> [What is required]: Copy every record word for word.
= = = = = = =
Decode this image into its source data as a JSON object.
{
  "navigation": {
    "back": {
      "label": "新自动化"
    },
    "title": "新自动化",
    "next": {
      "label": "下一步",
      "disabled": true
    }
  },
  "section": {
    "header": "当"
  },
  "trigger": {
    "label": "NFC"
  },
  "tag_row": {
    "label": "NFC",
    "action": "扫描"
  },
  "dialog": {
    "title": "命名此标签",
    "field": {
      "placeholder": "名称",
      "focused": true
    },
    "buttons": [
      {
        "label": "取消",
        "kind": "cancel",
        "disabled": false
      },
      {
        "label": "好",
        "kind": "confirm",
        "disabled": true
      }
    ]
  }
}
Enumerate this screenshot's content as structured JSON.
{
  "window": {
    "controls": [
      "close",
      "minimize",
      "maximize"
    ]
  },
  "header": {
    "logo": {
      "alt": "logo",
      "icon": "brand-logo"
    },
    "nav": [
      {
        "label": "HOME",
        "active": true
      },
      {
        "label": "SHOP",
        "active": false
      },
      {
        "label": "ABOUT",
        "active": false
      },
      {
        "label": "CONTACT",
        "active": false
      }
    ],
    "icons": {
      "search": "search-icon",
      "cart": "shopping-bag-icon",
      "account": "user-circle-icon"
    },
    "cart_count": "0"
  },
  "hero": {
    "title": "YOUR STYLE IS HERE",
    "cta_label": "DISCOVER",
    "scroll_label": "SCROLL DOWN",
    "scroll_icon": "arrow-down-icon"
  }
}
= = = = = = =
> [Solution for this exercise]:
Decode this image into its source data as a JSON object.
{
  "navigation": {
    "back": {
      "label": "新自动化"
    },
    "title": "新自动化",
    "next": {
      "label": "下一步",
      "disabled": true
    }
  },
  "section": {
    "header": "当"
  },
  "trigger": {
    "label": "NFC"
  },
  "tag_row": {
    "label": "NFC",
    "action": "扫描"
  },
  "dialog": {
    "title": "命名此标签",
    "field": {
      "placeholder": "名称",
      "focused": true
    },
    "buttons": [
      {
        "label": "取消",
        "kind": "cancel",
        "disabled": false
      },
      {
        "label": "好",
        "kind": "confirm",
        "disabled": true
      }
    ]
  }
}
Enumerate this screenshot's content as structured JSON.
{
  "window": {
    "controls": [
      "close",
      "minimize",
      "maximize"
    ]
  },
  "header": {
    "logo": {
      "alt": "logo",
      "icon": "brand-logo"
    },
    "nav": [
      {
        "label": "HOME",
        "active": true
      },
      {
        "label": "SHOP",
        "active": false
      },
      {
        "label": "ABOUT",
        "active": false
      },
      {
        "label": "CONTACT",
        "active": false
      }
    ],
    "icons": {
      "search": "search-icon",
      "cart": "shopping-bag-icon",
      "account": "user-circle-icon"
    },
    "cart_count": "0"
  },
  "hero": {
    "title": "YOUR STYLE IS HERE",
    "cta_label": "DISCOVER",
    "scroll_label": "SCROLL DOWN",
    "scroll_icon": "arrow-down-icon"
  }
}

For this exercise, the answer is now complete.